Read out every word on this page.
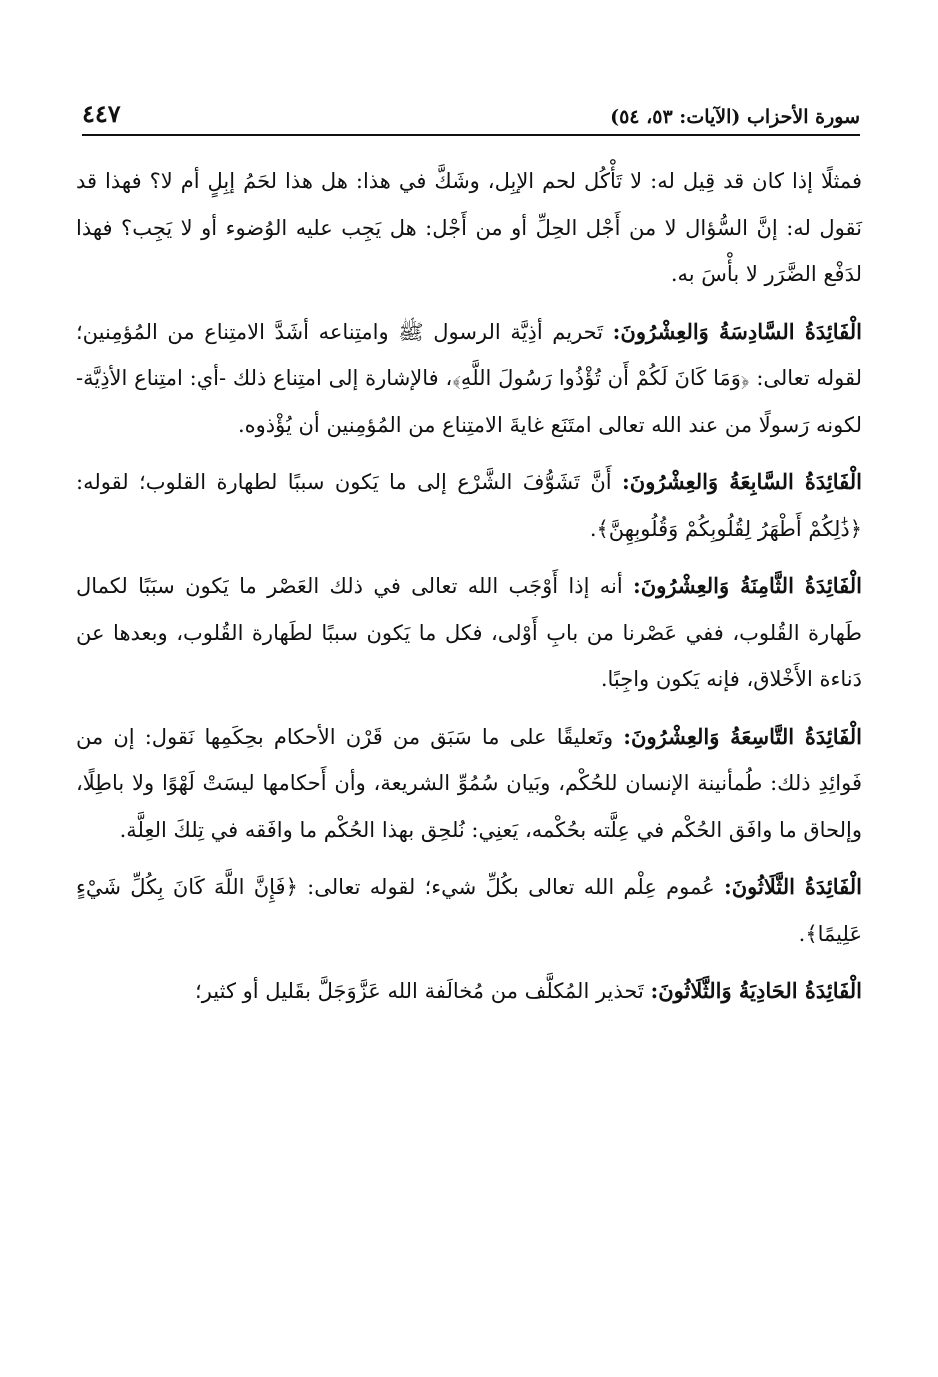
٤٤٧	سورة الأحزاب (الآيات: ٥٣، ٥٤)

فمثلًا إذا كان قد قِيل له: لا تَأْكُل لحم الإبِل، وشَكَّ في هذا: هل هذا لحَمُ إبِلٍ أم لا؟ فهذا قد نَقول له: إنَّ السُّؤال لا من أَجْل الحِلِّ أو من أَجْل: هل يَجِب عليه الوُضوء أو لا يَجِب؟ فهذا لدَفْع الضَّرَر لا بأْسَ به.

الْفَائِدَةُ السَّادِسَةُ وَالعِشْرُونَ: تَحريم أذِيَّة الرسول ﷺ وامتِناعه أشَدَّ الامتِناع من المُؤمِنين؛ لقوله تعالى: ﴿وَمَا كَانَ لَكُمْ أَن تُؤْذُوا رَسُولَ اللَّهِ﴾، فالإشارة إلى امتِناع ذلك -أي: امتِناع الأذِيَّة- لكونه رَسولًا من عند الله تعالى امتَنَع غايةَ الامتِناع من المُؤمِنين أن يُؤْذوه.

الْفَائِدَةُ السَّابِعَةُ وَالعِشْرُونَ: أَنَّ تَشَوُّفَ الشَّرْع إلى ما يَكون سببًا لطهارة القلوب؛ لقوله: ﴿ذَٰلِكُمْ أَطْهَرُ لِقُلُوبِكُمْ وَقُلُوبِهِنَّ﴾.

الْفَائِدَةُ الثَّامِنَةُ وَالعِشْرُونَ: أنه إذا أَوْجَب الله تعالى في ذلك العَصْر ما يَكون سبَبًا لكمال طَهارة القُلوب، ففي عَصْرنا من بابِ أَوْلى، فكل ما يَكون سببًا لطَهارة القُلوب، وبعدها عن دَناءة الأَخْلاق، فإنه يَكون واجِبًا.

الْفَائِدَةُ التَّاسِعَةُ وَالعِشْرُونَ: وتَعليقًا على ما سَبَق من قَرْن الأحكام بحِكَمِها نَقول: إن من فَوائِدِ ذلك: طُمأنينة الإنسان للحُكْم، وبَيان سُمُوِّ الشريعة، وأن أَحكامها ليسَتْ لَهْوًا ولا باطِلًا، وإلحاق ما وافَق الحُكْم في عِلَّته بحُكْمه، يَعنِي: نُلحِق بهذا الحُكْم ما وافَقه في تِلكَ العِلَّة.

الْفَائِدَةُ الثَّلَاثُونَ: عُموم عِلْم الله تعالى بكُلِّ شيء؛ لقوله تعالى: ﴿فَإِنَّ اللَّهَ كَانَ بِكُلِّ شَيْءٍ عَلِيمًا﴾.

الْفَائِدَةُ الحَادِيَةُ وَالثَّلَاثُونَ: تَحذير المُكلَّف من مُخالَفة الله عَزَّوَجَلَّ بقَليل أو كثير؛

------------------------------------

Work to be completed
Go through the listing above and pull out each line containing the word "الله".

Response
الْفَائِدَةُ السَّادِسَةُ وَالعِشْرُونَ: تَحريم أذِيَّة الرسول ﷺ وامتِناعه أشَدَّ الامتِناع من المُؤمِنين؛ لقوله تعالى: ﴿وَمَا كَانَ لَكُمْ أَن تُؤْذُوا رَسُولَ اللَّهِ﴾، فالإشارة إلى امتِناع ذلك -أي: امتِناع الأذِيَّة- لكونه رَسولًا من عند الله تعالى امتَنَع غايةَ الامتِناع من المُؤمِنين أن يُؤْذوه.
الْفَائِدَةُ الثَّامِنَةُ وَالعِشْرُونَ: أنه إذا أَوْجَب الله تعالى في ذلك العَصْر ما يَكون سبَبًا لكمال طَهارة القُلوب، ففي عَصْرنا من بابِ أَوْلى، فكل ما يَكون سببًا لطَهارة القُلوب، وبعدها عن دَناءة الأَخْلاق، فإنه يَكون واجِبًا.
الْفَائِدَةُ الثَّلَاثُونَ: عُموم عِلْم الله تعالى بكُلِّ شيء؛ لقوله تعالى: ﴿فَإِنَّ اللَّهَ كَانَ بِكُلِّ شَيْءٍ عَلِيمًا﴾.
الْفَائِدَةُ الحَادِيَةُ وَالثَّلَاثُونَ: تَحذير المُكلَّف من مُخالَفة الله عَزَّوَجَلَّ بقَليل أو كثير؛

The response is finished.